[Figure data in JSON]
/---

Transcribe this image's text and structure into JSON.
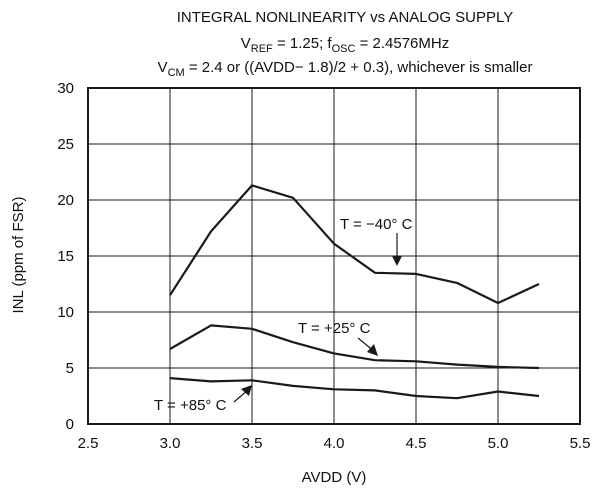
{
  "chart_data": {
    "type": "line",
    "title_lines": [
      {
        "main": "INTEGRAL NONLINEARITY vs ANALOG SUPPLY"
      },
      {
        "p1": "V",
        "s1": "REF",
        "p2": " = 1.25; f",
        "s2": "OSC",
        "p3": " = 2.4576MHz"
      },
      {
        "p1": "V",
        "s1": "CM",
        "p2": " = 2.4 or ((AVDD− 1.8)/2 + 0.3), whichever is smaller"
      }
    ],
    "xlabel": "AVDD (V)",
    "ylabel": "INL (ppm of FSR)",
    "xlim": [
      2.5,
      5.5
    ],
    "ylim": [
      0,
      30
    ],
    "x_ticks": [
      "2.5",
      "3.0",
      "3.5",
      "4.0",
      "4.5",
      "5.0",
      "5.5"
    ],
    "y_ticks": [
      "0",
      "5",
      "10",
      "15",
      "20",
      "25",
      "30"
    ],
    "grid": true,
    "series": [
      {
        "name": "T = −40°C",
        "x": [
          3.0,
          3.25,
          3.5,
          3.75,
          4.0,
          4.25,
          4.5,
          4.75,
          5.0,
          5.25
        ],
        "values": [
          11.5,
          17.2,
          21.3,
          20.2,
          16.1,
          13.5,
          13.4,
          12.6,
          10.8,
          12.5
        ]
      },
      {
        "name": "T = +25°C",
        "x": [
          3.0,
          3.25,
          3.5,
          3.75,
          4.0,
          4.25,
          4.5,
          4.75,
          5.0,
          5.25
        ],
        "values": [
          6.7,
          8.8,
          8.5,
          7.3,
          6.3,
          5.7,
          5.6,
          5.3,
          5.1,
          5.0
        ]
      },
      {
        "name": "T = +85°C",
        "x": [
          3.0,
          3.25,
          3.5,
          3.75,
          4.0,
          4.25,
          4.5,
          4.75,
          5.0,
          5.25
        ],
        "values": [
          4.1,
          3.8,
          3.9,
          3.4,
          3.1,
          3.0,
          2.5,
          2.3,
          2.9,
          2.5
        ]
      }
    ],
    "annotations": [
      {
        "text": "T = −40° C",
        "series": 0
      },
      {
        "text": "T = +25° C",
        "series": 1
      },
      {
        "text": "T = +85° C",
        "series": 2
      }
    ]
  }
}
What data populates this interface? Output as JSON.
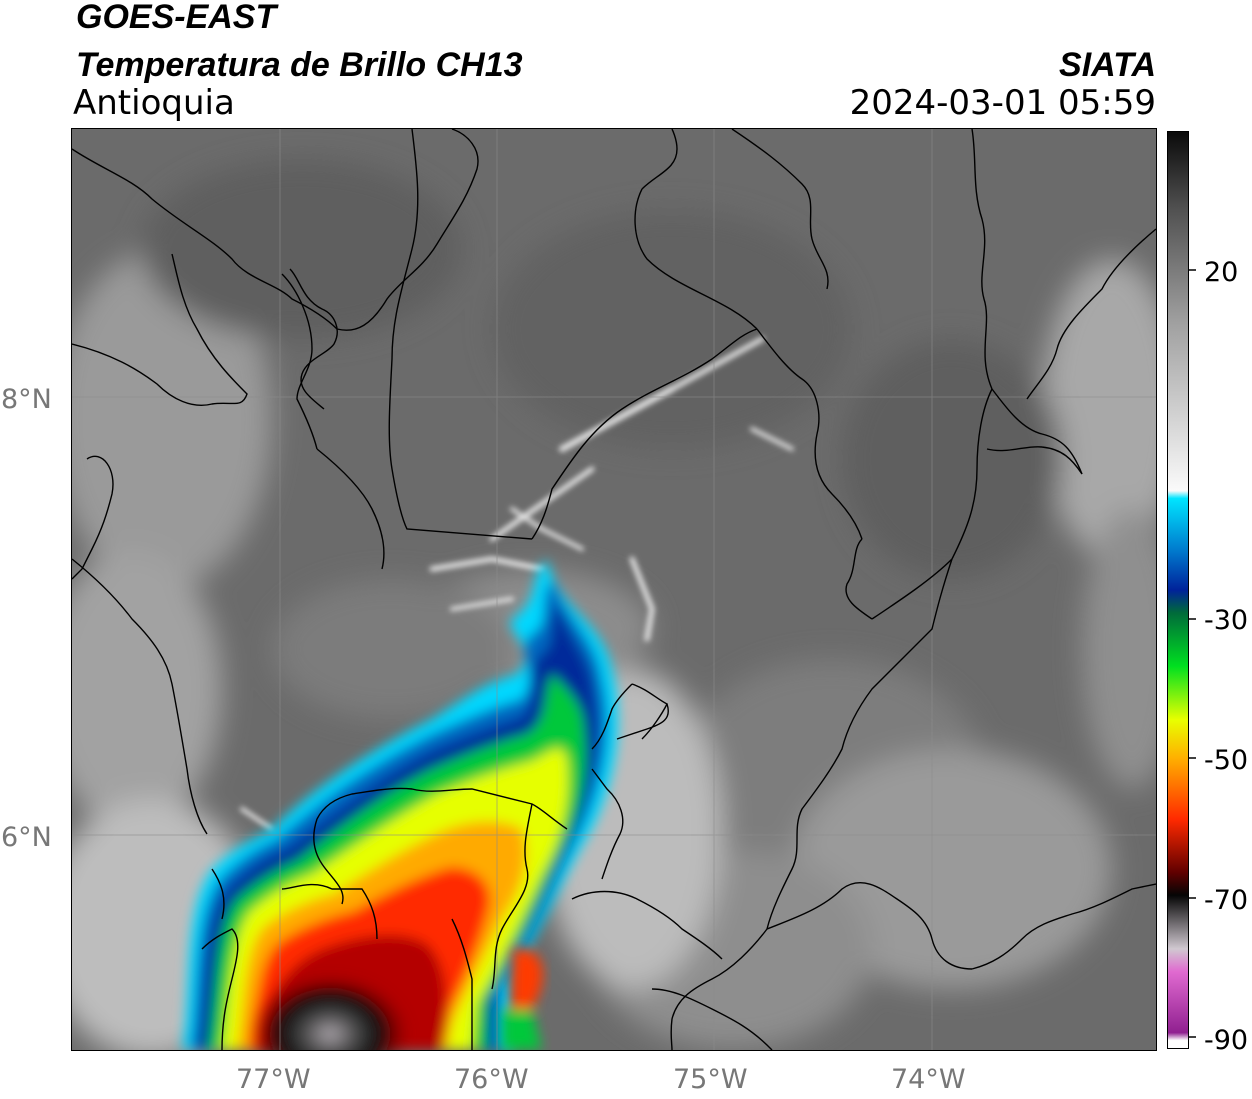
{
  "header": {
    "satellite": "GOES-EAST",
    "product": "Temperatura de Brillo CH13",
    "region": "Antioquia",
    "agency": "SIATA",
    "datetime": "2024-03-01 05:59"
  },
  "map": {
    "lon_labels": [
      "77°W",
      "76°W",
      "75°W",
      "74°W"
    ],
    "lat_labels": [
      "8°N",
      "6°N"
    ],
    "background": "#6a6a6a"
  },
  "colorbar": {
    "tick_labels": [
      "20",
      "-30",
      "-50",
      "-70",
      "-90"
    ],
    "range": [
      -90,
      30
    ],
    "stops": [
      {
        "t": 30,
        "color": "#0a0a0a"
      },
      {
        "t": 20,
        "color": "#505050"
      },
      {
        "t": 5,
        "color": "#a0a0a0"
      },
      {
        "t": -17,
        "color": "#fafafa"
      },
      {
        "t": -18,
        "color": "#00e5ff"
      },
      {
        "t": -25,
        "color": "#0077cc"
      },
      {
        "t": -30,
        "color": "#00229a"
      },
      {
        "t": -33,
        "color": "#006b3a"
      },
      {
        "t": -40,
        "color": "#00e020"
      },
      {
        "t": -47,
        "color": "#e8ff00"
      },
      {
        "t": -52,
        "color": "#ffb000"
      },
      {
        "t": -60,
        "color": "#ff2a00"
      },
      {
        "t": -67,
        "color": "#600000"
      },
      {
        "t": -70,
        "color": "#050505"
      },
      {
        "t": -77,
        "color": "#d0c8d0"
      },
      {
        "t": -80,
        "color": "#e06ad0"
      },
      {
        "t": -88,
        "color": "#902090"
      },
      {
        "t": -89,
        "color": "#ffffff"
      }
    ]
  }
}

\---

§ **TASK BRIEF**
Collect the lines of the records that include the string "this".

§ **EXERCISE SOLUTION**
Transcribe this image's text and structure into JSON.
What data populates this interface? Output as JSON.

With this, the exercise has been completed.